• [STATED PROBLEM]: Without altering anything, repeat each of the records.

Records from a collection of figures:
>> Start
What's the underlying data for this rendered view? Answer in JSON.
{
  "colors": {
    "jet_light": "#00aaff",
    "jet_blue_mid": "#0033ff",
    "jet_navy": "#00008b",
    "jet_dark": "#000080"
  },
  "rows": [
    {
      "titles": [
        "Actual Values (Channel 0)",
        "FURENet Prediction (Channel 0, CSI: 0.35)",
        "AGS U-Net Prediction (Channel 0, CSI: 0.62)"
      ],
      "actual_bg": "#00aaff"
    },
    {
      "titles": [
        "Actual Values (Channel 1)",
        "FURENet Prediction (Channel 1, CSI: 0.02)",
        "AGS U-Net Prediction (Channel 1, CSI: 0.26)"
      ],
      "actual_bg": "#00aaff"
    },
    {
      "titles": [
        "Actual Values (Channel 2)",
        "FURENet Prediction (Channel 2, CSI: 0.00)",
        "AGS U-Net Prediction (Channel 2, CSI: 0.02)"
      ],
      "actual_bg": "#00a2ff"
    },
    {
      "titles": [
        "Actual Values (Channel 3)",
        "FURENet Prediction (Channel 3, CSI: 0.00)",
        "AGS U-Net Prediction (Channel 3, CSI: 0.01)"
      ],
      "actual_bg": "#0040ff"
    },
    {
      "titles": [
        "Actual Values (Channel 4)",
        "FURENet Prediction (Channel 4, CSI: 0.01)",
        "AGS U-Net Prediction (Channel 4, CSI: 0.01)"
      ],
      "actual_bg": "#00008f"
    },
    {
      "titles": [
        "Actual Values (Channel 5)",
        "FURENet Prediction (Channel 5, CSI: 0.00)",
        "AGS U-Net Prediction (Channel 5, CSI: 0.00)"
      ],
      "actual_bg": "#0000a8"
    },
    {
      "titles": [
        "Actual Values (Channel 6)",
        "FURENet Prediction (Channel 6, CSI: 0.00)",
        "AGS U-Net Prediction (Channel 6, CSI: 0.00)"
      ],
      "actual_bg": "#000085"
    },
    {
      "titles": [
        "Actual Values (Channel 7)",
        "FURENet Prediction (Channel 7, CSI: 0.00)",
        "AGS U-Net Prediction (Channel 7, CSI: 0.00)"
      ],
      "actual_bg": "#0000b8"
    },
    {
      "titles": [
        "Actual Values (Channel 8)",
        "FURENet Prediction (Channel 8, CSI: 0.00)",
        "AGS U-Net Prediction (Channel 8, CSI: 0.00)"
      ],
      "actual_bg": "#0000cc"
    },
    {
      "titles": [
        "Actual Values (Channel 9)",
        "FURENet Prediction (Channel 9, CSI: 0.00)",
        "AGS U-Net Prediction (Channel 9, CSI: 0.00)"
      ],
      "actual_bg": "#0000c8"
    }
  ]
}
>> End
• [ANSWER]:
What's the underlying data for this rendered view? Answer in JSON.
{
  "colors": {
    "jet_light": "#00aaff",
    "jet_blue_mid": "#0033ff",
    "jet_navy": "#00008b",
    "jet_dark": "#000080"
  },
  "rows": [
    {
      "titles": [
        "Actual Values (Channel 0)",
        "FURENet Prediction (Channel 0, CSI: 0.35)",
        "AGS U-Net Prediction (Channel 0, CSI: 0.62)"
      ],
      "actual_bg": "#00aaff"
    },
    {
      "titles": [
        "Actual Values (Channel 1)",
        "FURENet Prediction (Channel 1, CSI: 0.02)",
        "AGS U-Net Prediction (Channel 1, CSI: 0.26)"
      ],
      "actual_bg": "#00aaff"
    },
    {
      "titles": [
        "Actual Values (Channel 2)",
        "FURENet Prediction (Channel 2, CSI: 0.00)",
        "AGS U-Net Prediction (Channel 2, CSI: 0.02)"
      ],
      "actual_bg": "#00a2ff"
    },
    {
      "titles": [
        "Actual Values (Channel 3)",
        "FURENet Prediction (Channel 3, CSI: 0.00)",
        "AGS U-Net Prediction (Channel 3, CSI: 0.01)"
      ],
      "actual_bg": "#0040ff"
    },
    {
      "titles": [
        "Actual Values (Channel 4)",
        "FURENet Prediction (Channel 4, CSI: 0.01)",
        "AGS U-Net Prediction (Channel 4, CSI: 0.01)"
      ],
      "actual_bg": "#00008f"
    },
    {
      "titles": [
        "Actual Values (Channel 5)",
        "FURENet Prediction (Channel 5, CSI: 0.00)",
        "AGS U-Net Prediction (Channel 5, CSI: 0.00)"
      ],
      "actual_bg": "#0000a8"
    },
    {
      "titles": [
        "Actual Values (Channel 6)",
        "FURENet Prediction (Channel 6, CSI: 0.00)",
        "AGS U-Net Prediction (Channel 6, CSI: 0.00)"
      ],
      "actual_bg": "#000085"
    },
    {
      "titles": [
        "Actual Values (Channel 7)",
        "FURENet Prediction (Channel 7, CSI: 0.00)",
        "AGS U-Net Prediction (Channel 7, CSI: 0.00)"
      ],
      "actual_bg": "#0000b8"
    },
    {
      "titles": [
        "Actual Values (Channel 8)",
        "FURENet Prediction (Channel 8, CSI: 0.00)",
        "AGS U-Net Prediction (Channel 8, CSI: 0.00)"
      ],
      "actual_bg": "#0000cc"
    },
    {
      "titles": [
        "Actual Values (Channel 9)",
        "FURENet Prediction (Channel 9, CSI: 0.00)",
        "AGS U-Net Prediction (Channel 9, CSI: 0.00)"
      ],
      "actual_bg": "#0000c8"
    }
  ]
}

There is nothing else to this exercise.